_WHAT THIS TASK INVOLVES:_ Your response should reproduce every line of the entries that contains the word "espace".

** INPUT follows **

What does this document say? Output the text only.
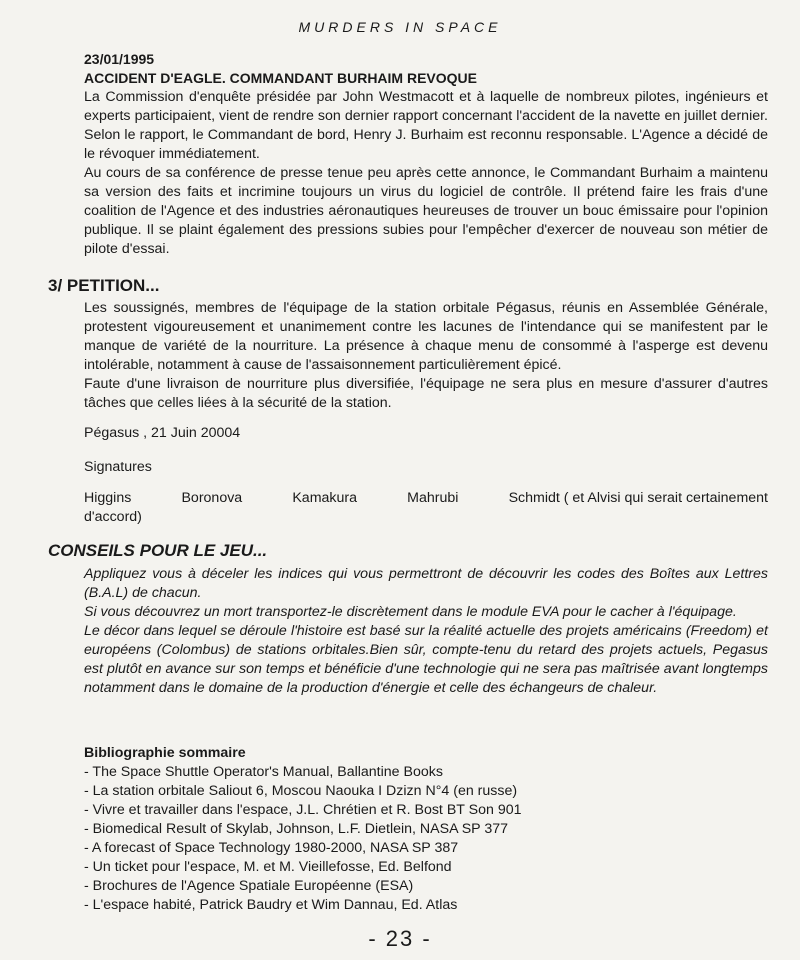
MURDERS IN SPACE
23/01/1995
ACCIDENT D'EAGLE. COMMANDANT BURHAIM REVOQUE

La Commission d'enquête présidée par John Westmacott et à laquelle de nombreux pilotes, ingénieurs et experts participaient, vient de rendre son dernier rapport concernant l'accident de la navette en juillet dernier. Selon le rapport, le Commandant de bord, Henry J. Burhaim est reconnu responsable. L'Agence a décidé de le révoquer immédiatement.

Au cours de sa conférence de presse tenue peu après cette annonce, le Commandant Burhaim a maintenu sa version des faits et incrimine toujours un virus du logiciel de contrôle. Il prétend faire les frais d'une coalition de l'Agence et des industries aéronautiques heureuses de trouver un bouc émissaire pour l'opinion publique. Il se plaint également des pressions subies pour l'empêcher d'exercer de nouveau son métier de pilote d'essai.

3/ PETITION...

Les soussignés, membres de l'équipage de la station orbitale Pégasus, réunis en Assemblée Générale, protestent vigoureusement et unanimement contre les lacunes de l'intendance qui se manifestent par le manque de variété de la nourriture. La présence à chaque menu de consommé à l'asperge est devenu intolérable, notamment à cause de l'assaisonnement particulièrement épicé.

Faute d'une livraison de nourriture plus diversifiée, l'équipage ne sera plus en mesure d'assurer d'autres tâches que celles liées à la sécurité de la station.

Pégasus , 21 Juin 20004
Signatures
Higgins	Boronova	Kamakura	Mahrubi	Schmidt ( et Alvisi qui serait certainement
d'accord)
CONSEILS POUR LE JEU...

Appliquez vous à déceler les indices qui vous permettront de découvrir les codes des Boîtes aux Lettres (B.A.L) de chacun.

Si vous découvrez un mort transportez-le discrètement dans le module EVA pour le cacher à l'équipage.

Le décor dans lequel se déroule l'histoire est basé sur la réalité actuelle des projets américains (Freedom) et européens (Colombus) de stations orbitales.Bien sûr, compte-tenu du retard des projets actuels, Pegasus est plutôt en avance sur son temps et bénéficie d'une technologie qui ne sera pas maîtrisée avant longtemps notamment dans le domaine de la production d'énergie et celle des échangeurs de chaleur.

Bibliographie sommaire
- The Space Shuttle Operator's Manual, Ballantine Books
- La station orbitale Saliout 6, Moscou Naouka I Dzizn N°4 (en russe)
- Vivre et travailler dans l'espace, J.L. Chrétien et R. Bost BT Son 901
- Biomedical Result of Skylab, Johnson, L.F. Dietlein, NASA SP 377
- A forecast of Space Technology 1980-2000, NASA SP 387
- Un ticket pour l'espace, M. et M. Vieillefosse, Ed. Belfond
- Brochures de l'Agence Spatiale Européenne (ESA)
- L'espace habité, Patrick Baudry et Wim Dannau, Ed. Atlas
- 23 -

** End of INPUT **

_COMPLETED EXERCISE:_
- Vivre et travailler dans l'espace, J.L. Chrétien et R. Bost BT Son 901
- Un ticket pour l'espace, M. et M. Vieillefosse, Ed. Belfond
- L'espace habité, Patrick Baudry et Wim Dannau, Ed. Atlas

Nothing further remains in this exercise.